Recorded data
= = = =

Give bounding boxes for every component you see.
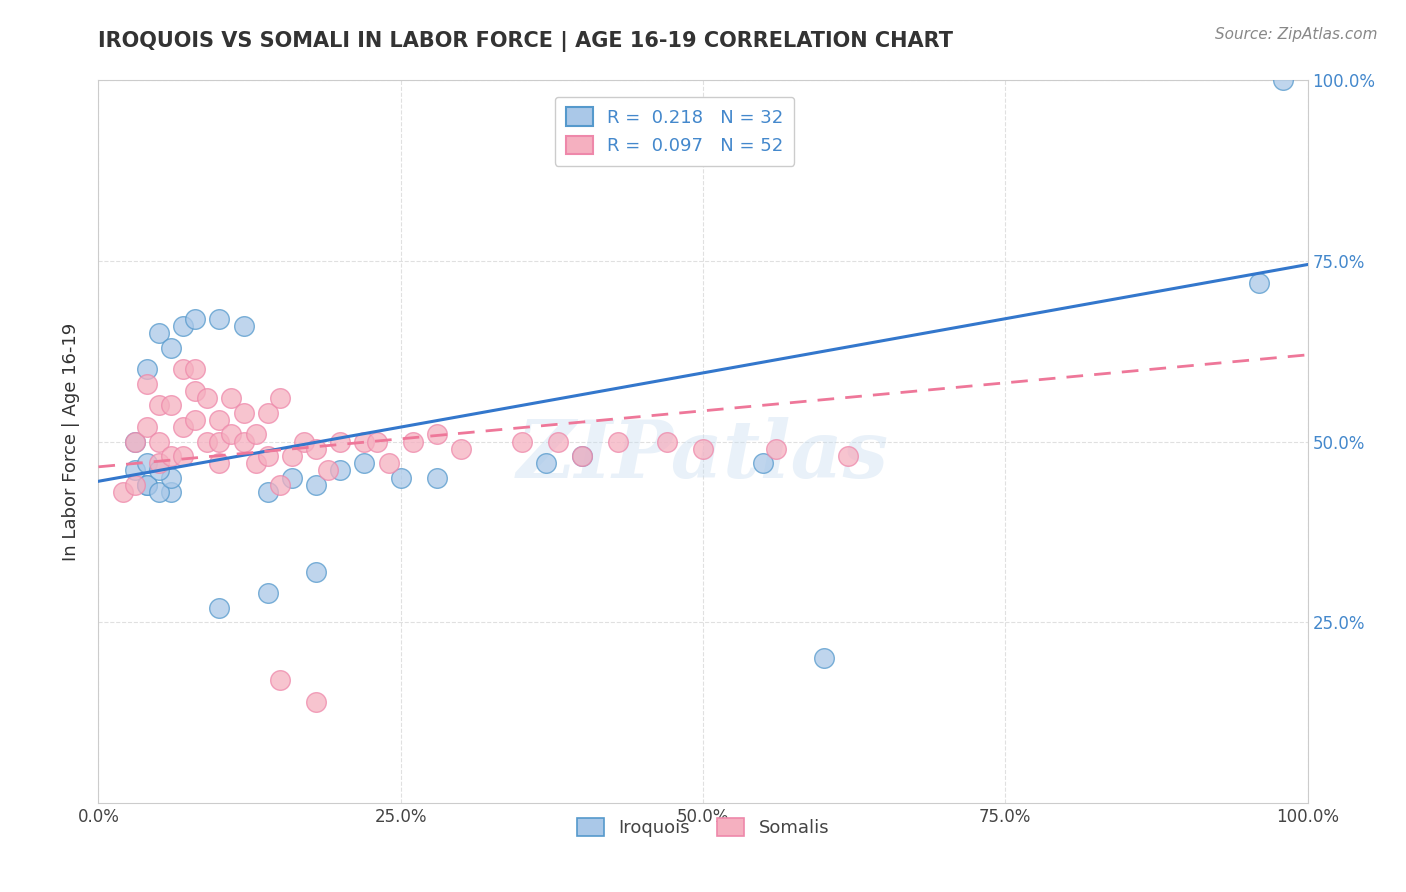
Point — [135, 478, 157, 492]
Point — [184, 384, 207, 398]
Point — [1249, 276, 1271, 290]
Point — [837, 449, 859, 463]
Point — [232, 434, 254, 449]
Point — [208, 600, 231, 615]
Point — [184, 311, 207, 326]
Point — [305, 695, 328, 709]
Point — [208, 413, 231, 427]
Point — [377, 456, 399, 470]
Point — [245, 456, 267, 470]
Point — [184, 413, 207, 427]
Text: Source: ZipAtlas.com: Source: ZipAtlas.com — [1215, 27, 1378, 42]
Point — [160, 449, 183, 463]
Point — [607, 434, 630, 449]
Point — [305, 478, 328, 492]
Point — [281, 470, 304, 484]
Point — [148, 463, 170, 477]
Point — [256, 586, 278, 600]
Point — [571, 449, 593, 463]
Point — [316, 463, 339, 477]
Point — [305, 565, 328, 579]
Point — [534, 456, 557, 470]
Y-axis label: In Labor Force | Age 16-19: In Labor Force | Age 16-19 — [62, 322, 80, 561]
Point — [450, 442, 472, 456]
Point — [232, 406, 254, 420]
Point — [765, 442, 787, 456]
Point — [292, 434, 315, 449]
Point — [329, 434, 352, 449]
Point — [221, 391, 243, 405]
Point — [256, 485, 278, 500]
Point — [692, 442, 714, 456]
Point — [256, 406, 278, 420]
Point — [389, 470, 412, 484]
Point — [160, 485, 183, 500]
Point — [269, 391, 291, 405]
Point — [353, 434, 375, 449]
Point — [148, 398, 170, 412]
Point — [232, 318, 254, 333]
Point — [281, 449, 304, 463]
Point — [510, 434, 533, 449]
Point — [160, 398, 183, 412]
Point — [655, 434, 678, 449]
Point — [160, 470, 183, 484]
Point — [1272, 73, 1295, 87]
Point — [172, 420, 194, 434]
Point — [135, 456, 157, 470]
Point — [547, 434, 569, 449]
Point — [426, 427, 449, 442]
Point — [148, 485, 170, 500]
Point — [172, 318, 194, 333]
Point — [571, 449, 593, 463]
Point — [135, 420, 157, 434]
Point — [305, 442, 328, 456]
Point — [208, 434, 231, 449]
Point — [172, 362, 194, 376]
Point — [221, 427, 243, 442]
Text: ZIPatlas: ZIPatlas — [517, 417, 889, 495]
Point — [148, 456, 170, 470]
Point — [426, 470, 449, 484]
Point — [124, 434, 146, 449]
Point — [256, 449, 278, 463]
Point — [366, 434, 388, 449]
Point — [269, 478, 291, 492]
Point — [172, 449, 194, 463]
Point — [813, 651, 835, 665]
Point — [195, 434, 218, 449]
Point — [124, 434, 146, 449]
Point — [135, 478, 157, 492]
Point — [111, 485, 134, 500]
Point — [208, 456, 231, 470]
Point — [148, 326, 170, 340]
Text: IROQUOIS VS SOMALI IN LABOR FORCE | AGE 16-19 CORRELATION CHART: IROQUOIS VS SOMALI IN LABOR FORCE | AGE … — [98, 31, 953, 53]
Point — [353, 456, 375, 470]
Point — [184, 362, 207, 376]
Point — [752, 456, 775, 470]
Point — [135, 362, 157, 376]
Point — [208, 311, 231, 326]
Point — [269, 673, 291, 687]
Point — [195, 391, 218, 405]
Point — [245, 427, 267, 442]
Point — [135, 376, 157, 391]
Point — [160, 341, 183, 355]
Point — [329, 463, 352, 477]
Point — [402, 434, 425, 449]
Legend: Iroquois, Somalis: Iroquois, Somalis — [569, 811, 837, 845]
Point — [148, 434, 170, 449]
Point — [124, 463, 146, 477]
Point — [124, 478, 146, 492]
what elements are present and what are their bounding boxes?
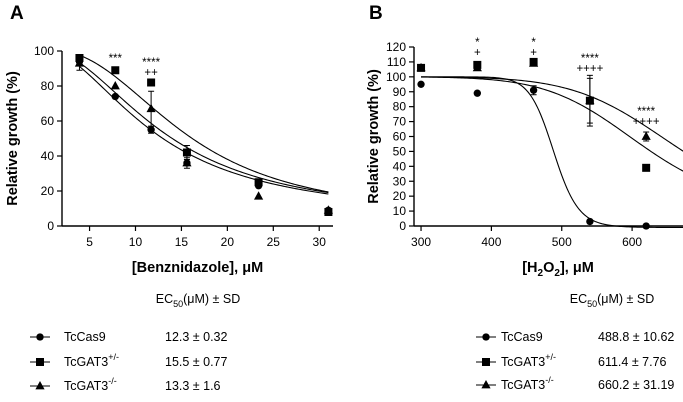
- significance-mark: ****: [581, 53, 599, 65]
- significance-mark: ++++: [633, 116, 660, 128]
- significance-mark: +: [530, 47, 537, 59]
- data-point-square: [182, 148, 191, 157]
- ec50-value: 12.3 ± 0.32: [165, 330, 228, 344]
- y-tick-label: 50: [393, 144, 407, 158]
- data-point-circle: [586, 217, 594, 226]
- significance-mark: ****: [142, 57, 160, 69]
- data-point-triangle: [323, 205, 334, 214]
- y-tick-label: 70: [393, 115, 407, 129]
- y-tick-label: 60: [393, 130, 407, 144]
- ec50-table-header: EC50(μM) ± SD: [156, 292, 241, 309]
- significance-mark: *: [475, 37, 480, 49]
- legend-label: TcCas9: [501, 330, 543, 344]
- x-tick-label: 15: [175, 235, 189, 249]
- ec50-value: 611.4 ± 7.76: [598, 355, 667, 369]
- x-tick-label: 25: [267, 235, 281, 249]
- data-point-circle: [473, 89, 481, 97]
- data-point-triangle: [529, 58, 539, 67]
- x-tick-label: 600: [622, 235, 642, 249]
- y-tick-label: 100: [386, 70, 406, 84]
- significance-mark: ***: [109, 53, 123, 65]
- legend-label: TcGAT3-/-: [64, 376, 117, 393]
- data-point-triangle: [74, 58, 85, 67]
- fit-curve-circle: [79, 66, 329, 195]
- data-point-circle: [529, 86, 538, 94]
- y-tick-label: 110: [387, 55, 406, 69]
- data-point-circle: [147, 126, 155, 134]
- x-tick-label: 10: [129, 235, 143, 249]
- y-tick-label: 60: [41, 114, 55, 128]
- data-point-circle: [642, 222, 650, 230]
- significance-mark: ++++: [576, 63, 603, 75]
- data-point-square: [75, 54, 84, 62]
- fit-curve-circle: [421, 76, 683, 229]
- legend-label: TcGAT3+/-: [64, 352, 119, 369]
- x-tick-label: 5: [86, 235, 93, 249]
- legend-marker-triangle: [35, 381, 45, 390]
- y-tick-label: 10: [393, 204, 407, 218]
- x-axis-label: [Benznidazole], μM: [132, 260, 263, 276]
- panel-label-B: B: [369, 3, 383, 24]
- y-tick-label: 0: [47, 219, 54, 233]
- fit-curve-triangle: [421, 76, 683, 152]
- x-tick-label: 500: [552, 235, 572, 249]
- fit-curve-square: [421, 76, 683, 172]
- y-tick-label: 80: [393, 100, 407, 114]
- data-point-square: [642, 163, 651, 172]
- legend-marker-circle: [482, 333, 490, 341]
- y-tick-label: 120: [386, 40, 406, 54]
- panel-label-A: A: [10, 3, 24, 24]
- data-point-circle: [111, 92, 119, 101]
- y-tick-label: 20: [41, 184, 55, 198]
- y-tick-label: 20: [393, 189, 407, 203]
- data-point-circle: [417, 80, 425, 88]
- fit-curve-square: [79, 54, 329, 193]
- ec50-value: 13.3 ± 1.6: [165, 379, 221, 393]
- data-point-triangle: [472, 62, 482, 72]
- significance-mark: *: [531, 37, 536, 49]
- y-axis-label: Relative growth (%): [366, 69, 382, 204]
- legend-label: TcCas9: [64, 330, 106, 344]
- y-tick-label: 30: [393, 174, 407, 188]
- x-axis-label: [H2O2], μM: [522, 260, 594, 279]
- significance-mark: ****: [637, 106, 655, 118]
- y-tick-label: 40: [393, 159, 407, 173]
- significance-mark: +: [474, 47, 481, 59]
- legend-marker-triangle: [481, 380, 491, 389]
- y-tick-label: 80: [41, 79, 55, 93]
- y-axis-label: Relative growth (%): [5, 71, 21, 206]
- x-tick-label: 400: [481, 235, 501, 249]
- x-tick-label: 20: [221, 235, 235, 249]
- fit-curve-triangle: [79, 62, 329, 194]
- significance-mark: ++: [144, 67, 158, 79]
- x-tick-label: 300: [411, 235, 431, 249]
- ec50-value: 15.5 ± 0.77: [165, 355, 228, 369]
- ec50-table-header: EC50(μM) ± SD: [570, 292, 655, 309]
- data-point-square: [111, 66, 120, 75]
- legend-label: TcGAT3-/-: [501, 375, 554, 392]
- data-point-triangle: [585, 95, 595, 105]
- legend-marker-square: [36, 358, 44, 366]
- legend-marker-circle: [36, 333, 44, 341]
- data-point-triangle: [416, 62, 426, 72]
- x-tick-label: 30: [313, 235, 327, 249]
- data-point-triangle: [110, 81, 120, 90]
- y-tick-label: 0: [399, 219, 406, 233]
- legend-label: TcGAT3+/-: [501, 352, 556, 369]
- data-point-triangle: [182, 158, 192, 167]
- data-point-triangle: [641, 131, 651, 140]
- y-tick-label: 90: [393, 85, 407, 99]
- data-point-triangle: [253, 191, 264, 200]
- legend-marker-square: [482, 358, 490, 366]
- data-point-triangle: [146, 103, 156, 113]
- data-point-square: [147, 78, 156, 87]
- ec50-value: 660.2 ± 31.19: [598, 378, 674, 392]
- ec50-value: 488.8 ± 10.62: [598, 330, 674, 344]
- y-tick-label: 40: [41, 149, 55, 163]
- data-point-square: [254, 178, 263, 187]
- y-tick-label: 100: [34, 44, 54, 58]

= = = =

Swap "significance-mark" for "significance-marker" in the lines starting at "- significance-mark: ****: [581, 53, 599, 65]" and ending at "- data-point-circle: [586, 217, 594, 226]", and give only those lines with nothing else changed.

Response:
- significance-marker: ****: [581, 53, 599, 65]
- significance-marker: ++++: [633, 116, 660, 128]
- significance-marker: +: [530, 47, 537, 59]
- data-point-square: [182, 148, 191, 157]
- ec50-value: 12.3 ± 0.32: [165, 330, 228, 344]
- y-tick-label: 50: [393, 144, 407, 158]
- data-point-circle: [586, 217, 594, 226]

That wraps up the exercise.